* PROMPT
Your answer should be one number: the count of lines in these entries that hold the word "between".

Data entries:

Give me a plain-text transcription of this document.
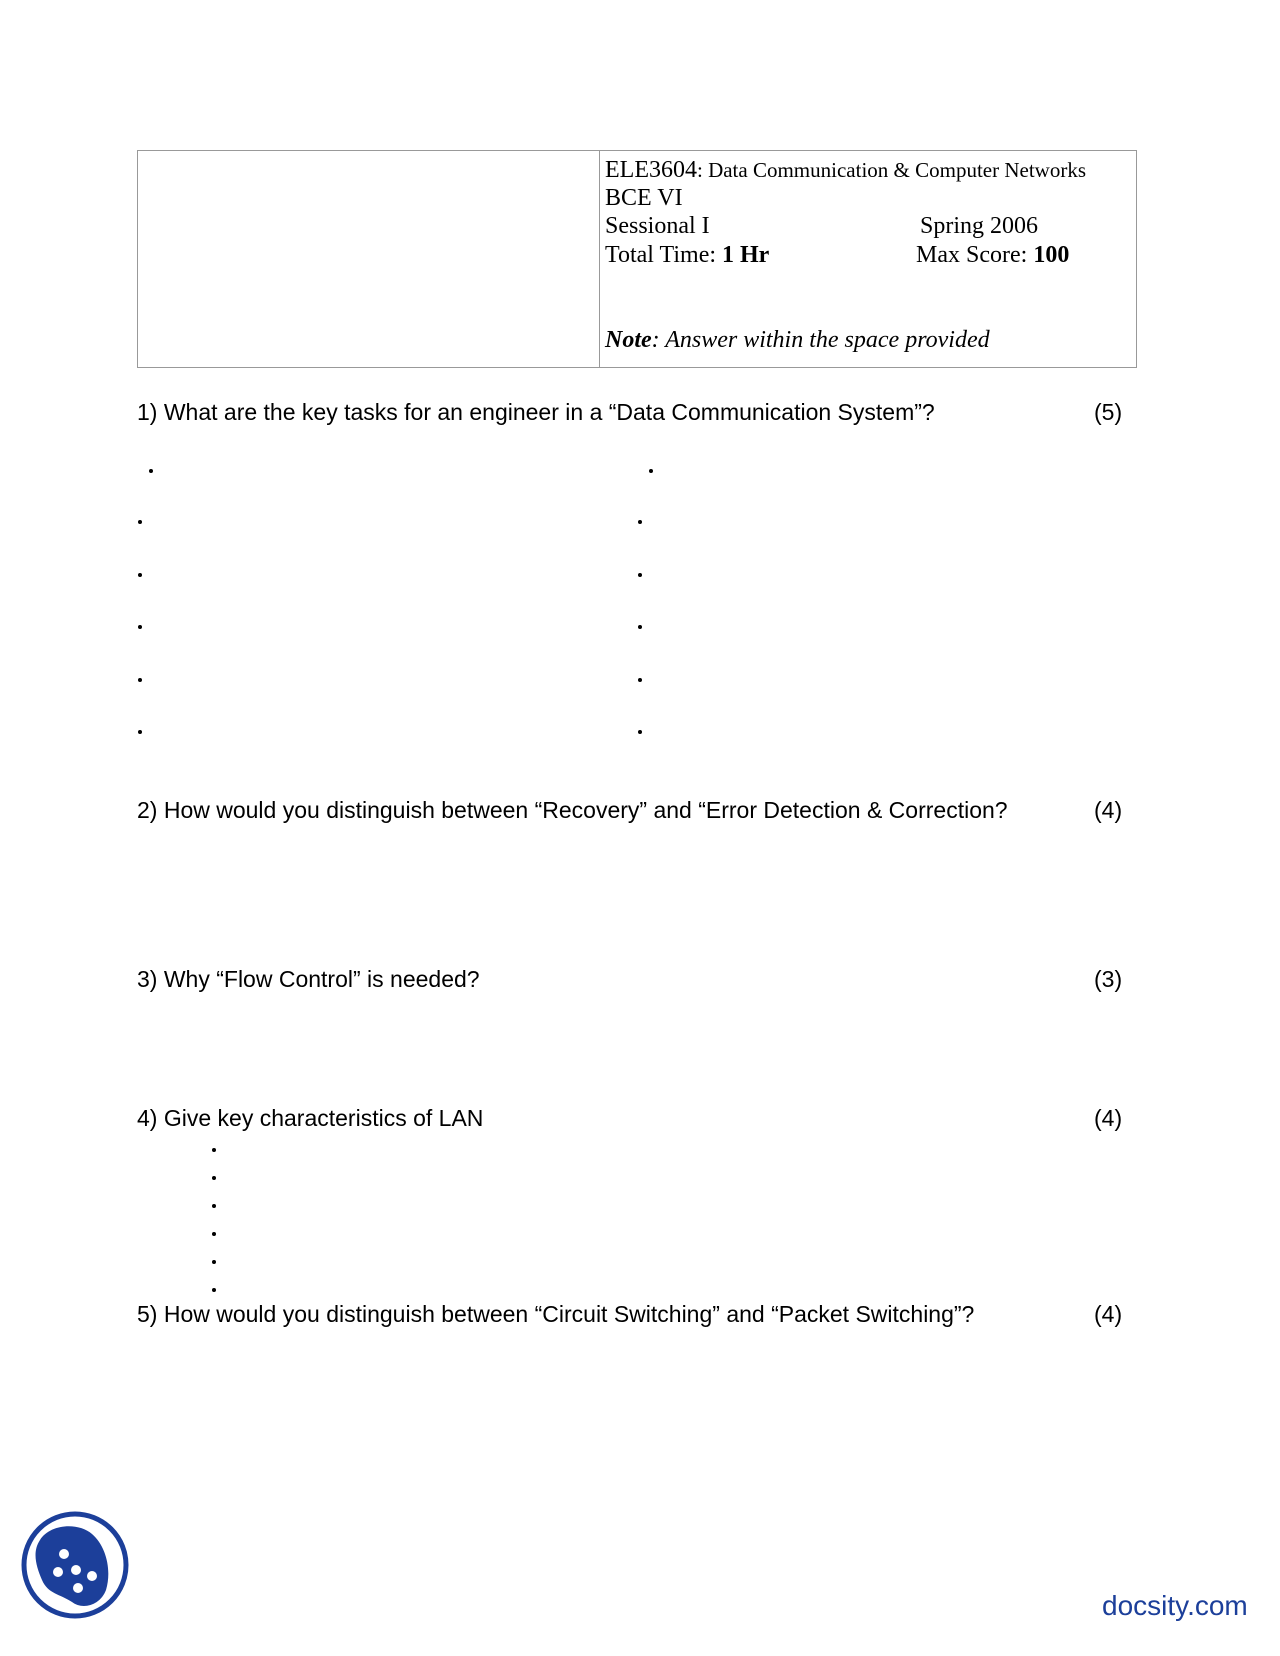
ELE3604: Data Communication & Computer Networks
BCE VI
Sessional I	Spring 2006
Total Time: 1 Hr	Max Score: 100
Note: Answer within the space provided
1) What are the key tasks for an engineer in a “Data Communication System”?	(5)
2) How would you distinguish between “Recovery” and “Error Detection & Correction?	(4)
3) Why “Flow Control” is needed?	(3)
4) Give key characteristics of LAN	(4)
5) How would you distinguish between “Circuit Switching” and “Packet Switching”?	(4)
docsity.com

* RESULT BELOW
2